DOCUMENT EXTRACT =>
══════════════════════════════

David Stuart BISHOP, Appellant

v.

The STATE of Texas, Appellee

From the 227th Judicial District Court, Bexar County, Texas Trial Court No. 2007-CR-2133A Honorable Philip A. Kazen, Jr., Judge Presiding

Opinion by: Phylis J. Speedlin, Justice

Sitting: Catherine Stone, Chief Justice Phylis J. Speedlin, Justice Steven C. Hilbig, Justice

Delivered and Filed: December 16, 2009

AFFIRMED AS MODIFIED

David Bishop appeals the trial court’s judgment convicting him of possession with intent to

deliver methamphetamine in an amount greater than four grams and less than two hundred grams.

We affirm the trial court’s judgment as modified. 04-08-00693-CR

FACTUAL AND PROCEDURAL BACKGROUND

On February 8, 2007, David Bishop was driving an automobile with his former sister-in-law,

Jessica Bishop, in the front seat as a passenger. Bishop turned right from a public roadway into the

parking lot of a Motel 6 without displaying a turn signal. Officer Joshua Crumley observed Bishop

make the illegal turn, and turned his patrol car into the motel parking lot. Bishop had exited his

vehicle and was walking toward the motel when Officer Crumley called out for Bishop to stop and

return to him. As Bishop approached, Crumley observed that Bishop had a lock-blade knife attached

to his pants with a metal clip, which is prohibited by municipal ordinance. The officer asked Bishop

for his driver’s license, but Bishop stated he had forgotten it. When Crumley asked Bishop’s name,

he answered that it was “Hernandez;” Crumley did not think Bishop looked like a person named

“Hernandez.” Crumley also asked Bishop his age and date of birth; the answer Bishop gave was not

mathematically consistent. Crumley placed Bishop in custody in his patrol car for safety reasons

until he could verify his identity.

══════════════════════════════

STATED EXERCISE 1 => According to the court opinion, what did Officer Crumley see attached to Bishop's pants as Bishop approached?
STATED EXERCISE 2 => State whether each statement agrees with the court opinion, answering yes or no and quoting the deciding words: (a) Jessica Bishop was riding in the back seat of the car. (b) Bishop told the officer he had forgotten his driver's license. (c) The opinion was delivered and filed on December 16, 2009.
STATED EXERCISE 3 => Repeat the passage of the court opinion from "AFFIRMED AS MODIFIED" up to and including "two hundred grams.", word for word.
The listing after this point has nothing to do with the court opinion.

SOURCE EXCERPT =>
══════════════════════════════

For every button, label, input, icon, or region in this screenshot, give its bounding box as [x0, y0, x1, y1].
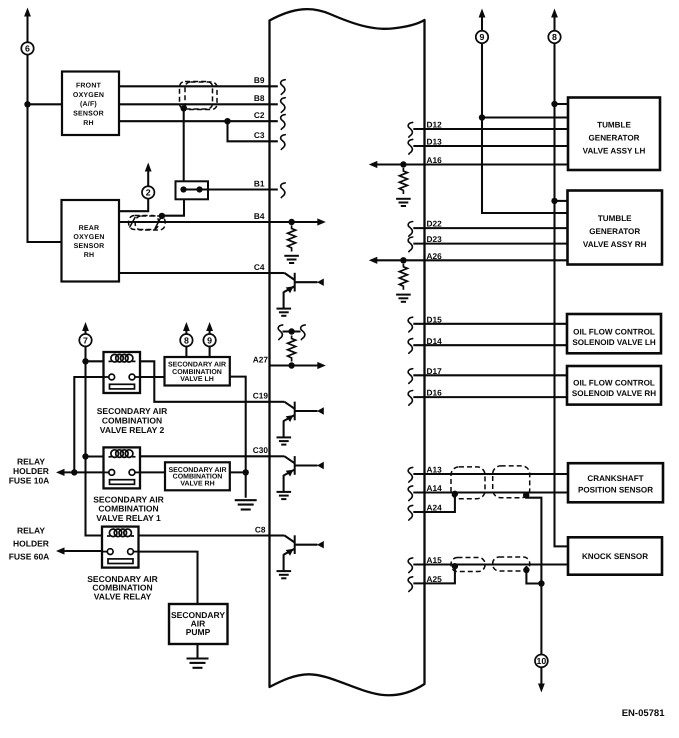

══════════════════════════════

ANSWER 1 => A lock-blade knife attached with a metal clip.

ANSWER 2 =>
(a) No: "in the front seat as a passenger."
(b) Yes: "Bishop stated he had forgotten it."
(c) Yes: "Delivered and Filed: December 16, 2009"

ANSWER 3 =>
AFFIRMED AS MODIFIED

David Bishop appeals the trial court’s judgment convicting him of possession with intent to

deliver methamphetamine in an amount greater than four grams and less than two hundred grams.